Data entries:

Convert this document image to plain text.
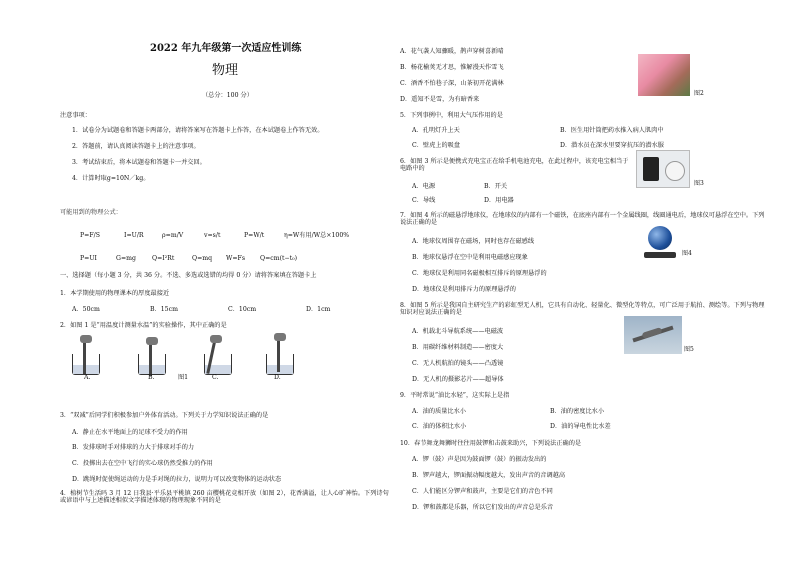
2022 年九年级第一次适应性训练
物理
（总分：100 分）
注意事项：
1．试卷分为试题卷和答题卡两部分，请将答案写在答题卡上作答，在本试题卷上作答无效。
2．答题前，请认真阅读答题卡上的注意事项。
3．考试结束后，将本试题卷和答题卡一并交回。
4．计算时取g=10N／kg。
可能用到的物理公式：
P=F/S	I=U/R	ρ=m/V	v=s/t	P=W/t	η=W有用/W总×100%
P=UI	G=mg	Q=I²Rt	Q=mq W=Fs Q=cm(t−t₀)
一、选择题（每小题 3 分，共 36 分。不选、多选或选错的均得 0 分）请将答案填在答题卡上
1．本学期使用的物理课本的厚度最接近
A．50cm	B．15cm	C．10cm	D．1cm
2．如图 1 是“用温度计测量水温”的实验操作，其中正确的是
A.	B.	C.	D.
图1
3．“双减”后同学们积极参加户外体育活动。下列关于力学知识说法正确的是
A．静止在水平地面上的足球不受力的作用
B．发排球时手对排球的力大于排球对手的力
C．投掷出去在空中飞行的实心球仍然受推力的作用
D．跳绳时促使绳运动的力是手对绳的拉力，说明力可以改变物体的运动状态
4．植树节生活吗 3 月 12 日我县·平乐县平桃镇 260 亩樱桃花竞相开放（如图 2），花香满溢，让人心旷神怡。下列诗句或谚语中与上述描述相似文字描述体现的物理现象不同的是
A．花气袭人知骤暖，鹊声穿树喜新晴
B．杨花榆荚无才思，惟解漫天作雪飞
C．酒香不怕巷子深，山茶初开花满林
D．遥知不是雪，为有暗香来
图2
5．下列事例中，利用大气压作用的是
A．孔明灯升上天	B．医生用针筒把药水推入病人肌肉中
C．壁虎上的吸盘	D．潜水员在深水里要穿抗压的潜水服
6．如图 3 所示是便携式充电宝正在给手机电池充电，在此过程中，该充电宝相当于电路中的
A．电源	B．开关
C．导线	D．用电器
图3
7．如图 4 所示的磁悬浮地球仪，在地球仪的内部有一个磁铁，在底座内部有一个金属线圈，线圈通电后，地球仪可悬浮在空中。下列说法正确的是
A．地球仪周围存在磁场，同时也存在磁感线
B．地球仪悬浮在空中是利用电磁感应现象
C．地球仪是利用同名磁极相互排斥的原理悬浮的
D．地球仪是利用排斥力的原理悬浮的
图4
8．如图 5 所示是我国自主研究生产的彩虹型无人机，它具有自动化、轻量化、微型化等特点，可广泛用于航拍、测绘等。下列与物理知识对应说法正确的是
A．机载北斗导航系统——电磁波
B．用碳纤维材料制造——密度大
C．无人机航拍的镜头——凸透镜
D．无人机的摄影芯片——超导体
图5
9．平时常说“油比水轻”，这实际上是指
A．油的质量比水小	B．油的密度比水小
C．油的体积比水小	D．油的导电性比水差
10．春节舞龙舞狮时往往用鼓锣和击鼓来助兴，下列说法正确的是
A．锣（鼓）声是因为鼓面锣（鼓）的振动发出的
B．锣声越大，锣面振动幅度越大，发出声音的音调越高
C．人们能区分锣声和鼓声，主要是它们的音色不同
D．锣和鼓都是乐器，所以它们发出的声音总是乐音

:: Task ::
Restate each of the entries above word for word and skip every image.

:: Solution ::
Convert this document image to plain text.
2022 年九年级第一次适应性训练
物理
（总分：100 分）
注意事项：
1．试卷分为试题卷和答题卡两部分，请将答案写在答题卡上作答，在本试题卷上作答无效。
2．答题前，请认真阅读答题卡上的注意事项。
3．考试结束后，将本试题卷和答题卡一并交回。
4．计算时取g=10N／kg。
可能用到的物理公式：
P=F/S	I=U/R	ρ=m/V	v=s/t	P=W/t	η=W有用/W总×100%
P=UI	G=mg	Q=I²Rt	Q=mq W=Fs Q=cm(t−t₀)
一、选择题（每小题 3 分，共 36 分。不选、多选或选错的均得 0 分）请将答案填在答题卡上
1．本学期使用的物理课本的厚度最接近
A．50cm	B．15cm	C．10cm	D．1cm
2．如图 1 是“用温度计测量水温”的实验操作，其中正确的是
A.	B.	C.	D.
图1
3．“双减”后同学们积极参加户外体育活动。下列关于力学知识说法正确的是
A．静止在水平地面上的足球不受力的作用
B．发排球时手对排球的力大于排球对手的力
C．投掷出去在空中飞行的实心球仍然受推力的作用
D．跳绳时促使绳运动的力是手对绳的拉力，说明力可以改变物体的运动状态
4．植树节生活吗 3 月 12 日我县·平乐县平桃镇 260 亩樱桃花竞相开放（如图 2），花香满溢，让人心旷神怡。下列诗句或谚语中与上述描述相似文字描述体现的物理现象不同的是
A．花气袭人知骤暖，鹊声穿树喜新晴
B．杨花榆荚无才思，惟解漫天作雪飞
C．酒香不怕巷子深，山茶初开花满林
D．遥知不是雪，为有暗香来
图2
5．下列事例中，利用大气压作用的是
A．孔明灯升上天	B．医生用针筒把药水推入病人肌肉中
C．壁虎上的吸盘	D．潜水员在深水里要穿抗压的潜水服
6．如图 3 所示是便携式充电宝正在给手机电池充电，在此过程中，该充电宝相当于电路中的
A．电源	B．开关
C．导线	D．用电器
图3
7．如图 4 所示的磁悬浮地球仪，在地球仪的内部有一个磁铁，在底座内部有一个金属线圈，线圈通电后，地球仪可悬浮在空中。下列说法正确的是
A．地球仪周围存在磁场，同时也存在磁感线
B．地球仪悬浮在空中是利用电磁感应现象
C．地球仪是利用同名磁极相互排斥的原理悬浮的
D．地球仪是利用排斥力的原理悬浮的
图4
8．如图 5 所示是我国自主研究生产的彩虹型无人机，它具有自动化、轻量化、微型化等特点，可广泛用于航拍、测绘等。下列与物理知识对应说法正确的是
A．机载北斗导航系统——电磁波
B．用碳纤维材料制造——密度大
C．无人机航拍的镜头——凸透镜
D．无人机的摄影芯片——超导体
图5
9．平时常说“油比水轻”，这实际上是指
A．油的质量比水小	B．油的密度比水小
C．油的体积比水小	D．油的导电性比水差
10．春节舞龙舞狮时往往用鼓锣和击鼓来助兴，下列说法正确的是
A．锣（鼓）声是因为鼓面锣（鼓）的振动发出的
B．锣声越大，锣面振动幅度越大，发出声音的音调越高
C．人们能区分锣声和鼓声，主要是它们的音色不同
D．锣和鼓都是乐器，所以它们发出的声音总是乐音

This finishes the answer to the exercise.